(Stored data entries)
┄┄┄┄┄┄┄┄┄┄┄┄┄┄┄┄┄┄┄┄

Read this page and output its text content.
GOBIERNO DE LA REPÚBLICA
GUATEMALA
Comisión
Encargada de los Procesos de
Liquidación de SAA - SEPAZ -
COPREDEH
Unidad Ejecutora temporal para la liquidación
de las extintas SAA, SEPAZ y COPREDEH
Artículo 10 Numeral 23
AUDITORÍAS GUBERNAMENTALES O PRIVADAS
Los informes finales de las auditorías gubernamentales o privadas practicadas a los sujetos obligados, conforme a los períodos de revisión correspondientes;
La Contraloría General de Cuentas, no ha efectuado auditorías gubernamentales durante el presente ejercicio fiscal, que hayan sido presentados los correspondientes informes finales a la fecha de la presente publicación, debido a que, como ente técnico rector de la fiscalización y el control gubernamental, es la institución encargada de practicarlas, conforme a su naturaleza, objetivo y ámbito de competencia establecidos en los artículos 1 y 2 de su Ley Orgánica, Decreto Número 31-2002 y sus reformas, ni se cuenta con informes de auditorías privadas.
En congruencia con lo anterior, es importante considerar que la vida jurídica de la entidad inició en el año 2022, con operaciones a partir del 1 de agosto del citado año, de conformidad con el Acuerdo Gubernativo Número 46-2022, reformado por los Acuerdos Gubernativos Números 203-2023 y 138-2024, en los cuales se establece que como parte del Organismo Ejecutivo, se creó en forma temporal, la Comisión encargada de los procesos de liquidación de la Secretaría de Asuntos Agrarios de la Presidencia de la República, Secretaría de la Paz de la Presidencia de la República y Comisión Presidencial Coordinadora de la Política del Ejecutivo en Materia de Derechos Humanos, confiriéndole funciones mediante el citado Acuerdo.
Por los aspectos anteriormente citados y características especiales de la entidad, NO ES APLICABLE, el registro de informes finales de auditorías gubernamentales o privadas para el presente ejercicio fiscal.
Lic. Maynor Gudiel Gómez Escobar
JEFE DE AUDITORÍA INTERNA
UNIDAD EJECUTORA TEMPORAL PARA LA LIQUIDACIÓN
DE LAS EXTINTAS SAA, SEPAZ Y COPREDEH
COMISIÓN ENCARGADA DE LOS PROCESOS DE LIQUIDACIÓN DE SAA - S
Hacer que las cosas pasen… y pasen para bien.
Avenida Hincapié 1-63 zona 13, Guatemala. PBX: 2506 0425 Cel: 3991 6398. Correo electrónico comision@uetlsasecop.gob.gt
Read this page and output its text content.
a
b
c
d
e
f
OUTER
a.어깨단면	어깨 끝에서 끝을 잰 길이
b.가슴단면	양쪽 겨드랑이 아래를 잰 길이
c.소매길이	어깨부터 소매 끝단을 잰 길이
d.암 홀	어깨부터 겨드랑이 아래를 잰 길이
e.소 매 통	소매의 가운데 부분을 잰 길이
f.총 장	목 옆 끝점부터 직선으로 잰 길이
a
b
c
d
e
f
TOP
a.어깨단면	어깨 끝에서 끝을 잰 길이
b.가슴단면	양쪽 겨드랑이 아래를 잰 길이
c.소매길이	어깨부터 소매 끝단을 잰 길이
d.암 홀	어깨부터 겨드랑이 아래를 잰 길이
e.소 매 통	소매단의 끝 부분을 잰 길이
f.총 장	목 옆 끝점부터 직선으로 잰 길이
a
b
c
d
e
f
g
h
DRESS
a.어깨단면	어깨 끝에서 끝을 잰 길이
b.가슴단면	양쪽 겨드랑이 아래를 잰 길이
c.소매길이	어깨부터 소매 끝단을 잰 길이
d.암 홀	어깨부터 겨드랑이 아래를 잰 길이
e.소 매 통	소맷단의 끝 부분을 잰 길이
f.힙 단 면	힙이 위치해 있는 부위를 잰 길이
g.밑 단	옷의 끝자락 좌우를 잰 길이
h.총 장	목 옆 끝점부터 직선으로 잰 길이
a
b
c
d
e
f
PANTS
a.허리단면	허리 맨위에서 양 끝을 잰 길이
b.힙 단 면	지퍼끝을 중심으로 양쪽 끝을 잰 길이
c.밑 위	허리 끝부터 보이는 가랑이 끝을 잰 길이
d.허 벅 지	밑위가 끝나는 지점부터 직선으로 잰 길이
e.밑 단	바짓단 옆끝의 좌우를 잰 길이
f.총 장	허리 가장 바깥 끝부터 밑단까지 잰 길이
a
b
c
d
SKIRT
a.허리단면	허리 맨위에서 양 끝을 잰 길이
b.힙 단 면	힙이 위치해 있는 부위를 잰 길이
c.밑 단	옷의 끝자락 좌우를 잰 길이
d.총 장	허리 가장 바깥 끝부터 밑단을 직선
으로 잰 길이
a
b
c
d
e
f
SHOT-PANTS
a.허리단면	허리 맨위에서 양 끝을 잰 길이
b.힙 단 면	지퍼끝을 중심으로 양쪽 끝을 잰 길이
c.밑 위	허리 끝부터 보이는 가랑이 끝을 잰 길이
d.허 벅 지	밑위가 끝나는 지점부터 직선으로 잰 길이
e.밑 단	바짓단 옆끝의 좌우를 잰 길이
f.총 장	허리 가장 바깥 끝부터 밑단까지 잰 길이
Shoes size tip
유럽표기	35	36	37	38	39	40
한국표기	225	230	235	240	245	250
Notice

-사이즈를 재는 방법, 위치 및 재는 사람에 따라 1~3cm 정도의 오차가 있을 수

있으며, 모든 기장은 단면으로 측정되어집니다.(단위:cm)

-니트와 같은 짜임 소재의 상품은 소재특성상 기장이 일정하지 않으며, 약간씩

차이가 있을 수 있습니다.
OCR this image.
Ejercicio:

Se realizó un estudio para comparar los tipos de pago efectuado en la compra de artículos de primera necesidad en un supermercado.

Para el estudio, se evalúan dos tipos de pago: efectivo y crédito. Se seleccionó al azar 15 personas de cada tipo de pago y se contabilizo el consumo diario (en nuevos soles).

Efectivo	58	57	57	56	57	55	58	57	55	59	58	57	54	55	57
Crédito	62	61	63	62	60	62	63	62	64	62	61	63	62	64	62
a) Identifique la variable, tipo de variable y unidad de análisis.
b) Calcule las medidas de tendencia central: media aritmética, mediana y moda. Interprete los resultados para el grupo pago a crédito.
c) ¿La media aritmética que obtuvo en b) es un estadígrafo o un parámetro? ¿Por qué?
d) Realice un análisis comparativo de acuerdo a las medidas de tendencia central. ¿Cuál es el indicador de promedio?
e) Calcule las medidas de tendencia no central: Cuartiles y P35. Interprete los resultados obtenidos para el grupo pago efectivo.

┄┄┄┄┄┄┄┄┄┄┄┄┄┄┄┄┄┄┄┄

DESCRIPTION OF THE TASK: Copy every line of the material in which the word "estudio" occurs.

REPLY:
Se realizó un estudio para comparar los tipos de pago efectuado en la compra de artículos de primera necesidad en un supermercado.
Para el estudio, se evalúan dos tipos de pago: efectivo y crédito. Se seleccionó al azar 15 personas de cada tipo de pago y se contabilizo el consumo diario (en nuevos soles).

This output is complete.